Data entries >>

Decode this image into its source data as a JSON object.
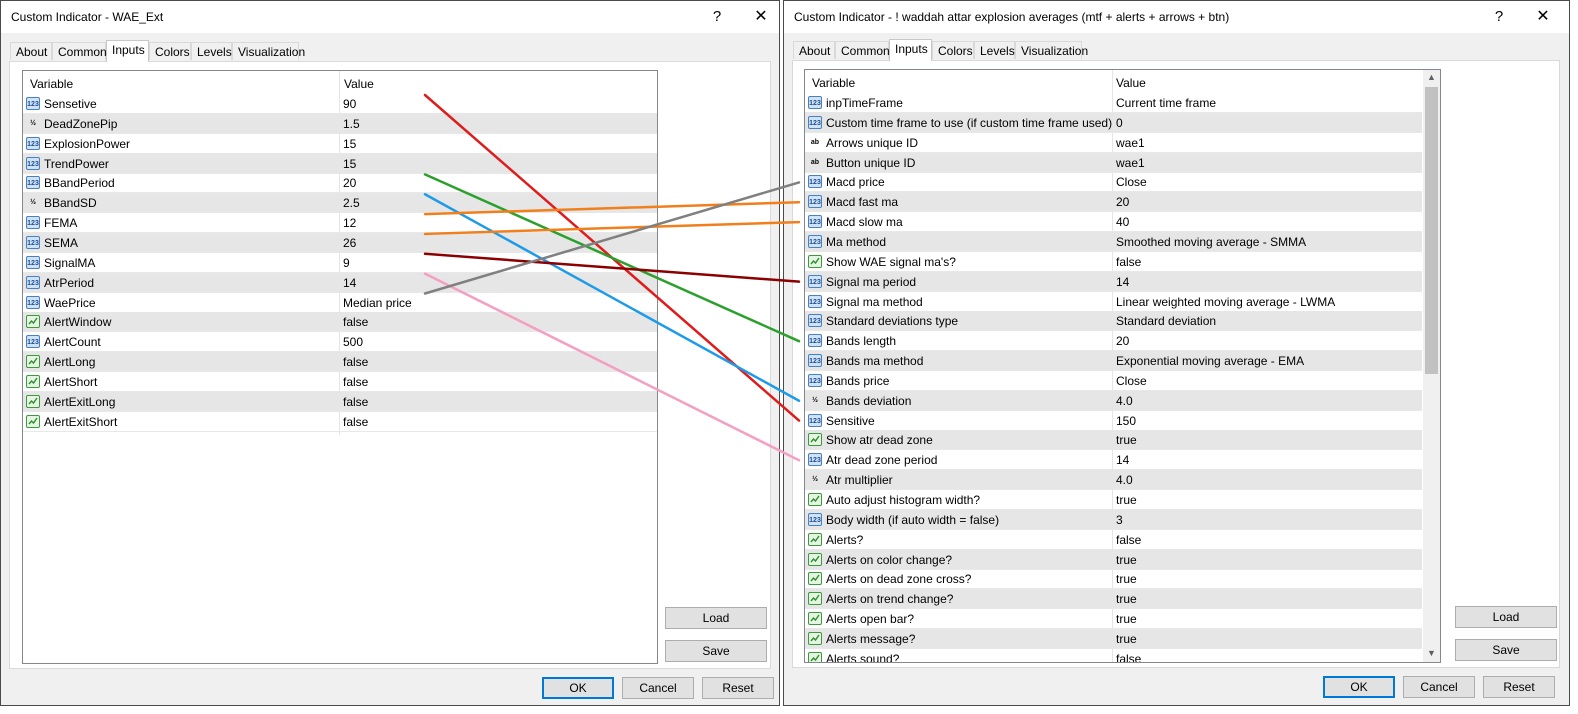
{
  "left_window": {
    "title": "Custom Indicator - WAE_Ext",
    "help_glyph": "?",
    "close_glyph": "✕",
    "tabs": [
      "About",
      "Common",
      "Inputs",
      "Colors",
      "Levels",
      "Visualization"
    ],
    "active_tab": "Inputs",
    "grid": {
      "col_variable": "Variable",
      "col_value": "Value",
      "rows": [
        {
          "icon": "int",
          "name": "Sensetive",
          "value": "90"
        },
        {
          "icon": "double",
          "name": "DeadZonePip",
          "value": "1.5"
        },
        {
          "icon": "int",
          "name": "ExplosionPower",
          "value": "15"
        },
        {
          "icon": "int",
          "name": "TrendPower",
          "value": "15"
        },
        {
          "icon": "int",
          "name": "BBandPeriod",
          "value": "20"
        },
        {
          "icon": "double",
          "name": "BBandSD",
          "value": "2.5"
        },
        {
          "icon": "int",
          "name": "FEMA",
          "value": "12"
        },
        {
          "icon": "int",
          "name": "SEMA",
          "value": "26"
        },
        {
          "icon": "int",
          "name": "SignalMA",
          "value": "9"
        },
        {
          "icon": "int",
          "name": "AtrPeriod",
          "value": "14"
        },
        {
          "icon": "int",
          "name": "WaePrice",
          "value": "Median price"
        },
        {
          "icon": "bool",
          "name": "AlertWindow",
          "value": "false"
        },
        {
          "icon": "int",
          "name": "AlertCount",
          "value": "500"
        },
        {
          "icon": "bool",
          "name": "AlertLong",
          "value": "false"
        },
        {
          "icon": "bool",
          "name": "AlertShort",
          "value": "false"
        },
        {
          "icon": "bool",
          "name": "AlertExitLong",
          "value": "false"
        },
        {
          "icon": "bool",
          "name": "AlertExitShort",
          "value": "false"
        }
      ]
    },
    "buttons": {
      "load": "Load",
      "save": "Save",
      "ok": "OK",
      "cancel": "Cancel",
      "reset": "Reset"
    }
  },
  "right_window": {
    "title": "Custom Indicator - ! waddah attar explosion averages (mtf + alerts + arrows + btn)",
    "help_glyph": "?",
    "close_glyph": "✕",
    "tabs": [
      "About",
      "Common",
      "Inputs",
      "Colors",
      "Levels",
      "Visualization"
    ],
    "active_tab": "Inputs",
    "grid": {
      "col_variable": "Variable",
      "col_value": "Value",
      "rows": [
        {
          "icon": "enum",
          "name": "inpTimeFrame",
          "value": "Current time frame"
        },
        {
          "icon": "int",
          "name": "Custom time frame to use (if custom time frame used)",
          "value": "0"
        },
        {
          "icon": "string",
          "name": "Arrows unique ID",
          "value": "wae1"
        },
        {
          "icon": "string",
          "name": "Button unique ID",
          "value": "wae1"
        },
        {
          "icon": "int",
          "name": "Macd price",
          "value": "Close"
        },
        {
          "icon": "int",
          "name": "Macd fast ma",
          "value": "20"
        },
        {
          "icon": "int",
          "name": "Macd slow ma",
          "value": "40"
        },
        {
          "icon": "int",
          "name": "Ma method",
          "value": "Smoothed moving average - SMMA"
        },
        {
          "icon": "bool",
          "name": "Show WAE signal ma's?",
          "value": "false"
        },
        {
          "icon": "int",
          "name": "Signal ma period",
          "value": "14"
        },
        {
          "icon": "int",
          "name": "Signal ma method",
          "value": "Linear weighted moving average - LWMA"
        },
        {
          "icon": "int",
          "name": "Standard deviations type",
          "value": "Standard deviation"
        },
        {
          "icon": "int",
          "name": "Bands length",
          "value": "20"
        },
        {
          "icon": "int",
          "name": "Bands ma method",
          "value": "Exponential moving average - EMA"
        },
        {
          "icon": "int",
          "name": "Bands price",
          "value": "Close"
        },
        {
          "icon": "double",
          "name": "Bands deviation",
          "value": "4.0"
        },
        {
          "icon": "int",
          "name": "Sensitive",
          "value": "150"
        },
        {
          "icon": "bool",
          "name": "Show atr dead zone",
          "value": "true"
        },
        {
          "icon": "int",
          "name": "Atr dead zone period",
          "value": "14"
        },
        {
          "icon": "double",
          "name": "Atr multiplier",
          "value": "4.0"
        },
        {
          "icon": "bool",
          "name": "Auto adjust histogram width?",
          "value": "true"
        },
        {
          "icon": "int",
          "name": "Body width (if auto width = false)",
          "value": "3"
        },
        {
          "icon": "bool",
          "name": "Alerts?",
          "value": "false"
        },
        {
          "icon": "bool",
          "name": "Alerts on color change?",
          "value": "true"
        },
        {
          "icon": "bool",
          "name": "Alerts on dead zone cross?",
          "value": "true"
        },
        {
          "icon": "bool",
          "name": "Alerts on trend change?",
          "value": "true"
        },
        {
          "icon": "bool",
          "name": "Alerts open bar?",
          "value": "true"
        },
        {
          "icon": "bool",
          "name": "Alerts message?",
          "value": "true"
        },
        {
          "icon": "bool",
          "name": "Alerts sound?",
          "value": "false"
        }
      ]
    },
    "buttons": {
      "load": "Load",
      "save": "Save",
      "ok": "OK",
      "cancel": "Cancel",
      "reset": "Reset"
    }
  },
  "icon_labels": {
    "int": "123",
    "enum": "123",
    "double": "½",
    "string": "ab"
  },
  "mapping_lines": [
    {
      "from": "Sensetive",
      "to": "Sensitive",
      "color": "#e01b1b"
    },
    {
      "from": "BBandPeriod",
      "to": "Bands length",
      "color": "#2ca02c"
    },
    {
      "from": "BBandSD",
      "to": "Bands deviation",
      "color": "#1e9be8"
    },
    {
      "from": "FEMA",
      "to": "Macd fast ma",
      "color": "#f07f1c"
    },
    {
      "from": "SEMA",
      "to": "Macd slow ma",
      "color": "#f07f1c"
    },
    {
      "from": "SignalMA",
      "to": "Signal ma period",
      "color": "#8b0000"
    },
    {
      "from": "AtrPeriod",
      "to": "Atr dead zone period",
      "color": "#f4a0c0"
    },
    {
      "from": "WaePrice",
      "to": "Macd price",
      "color": "#808080"
    }
  ]
}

Required task >> Where does the word "change" appear? Return each line that holds it.

Solution for this problem >>
          "name": "Alerts on color change?",
          "name": "Alerts on trend change?",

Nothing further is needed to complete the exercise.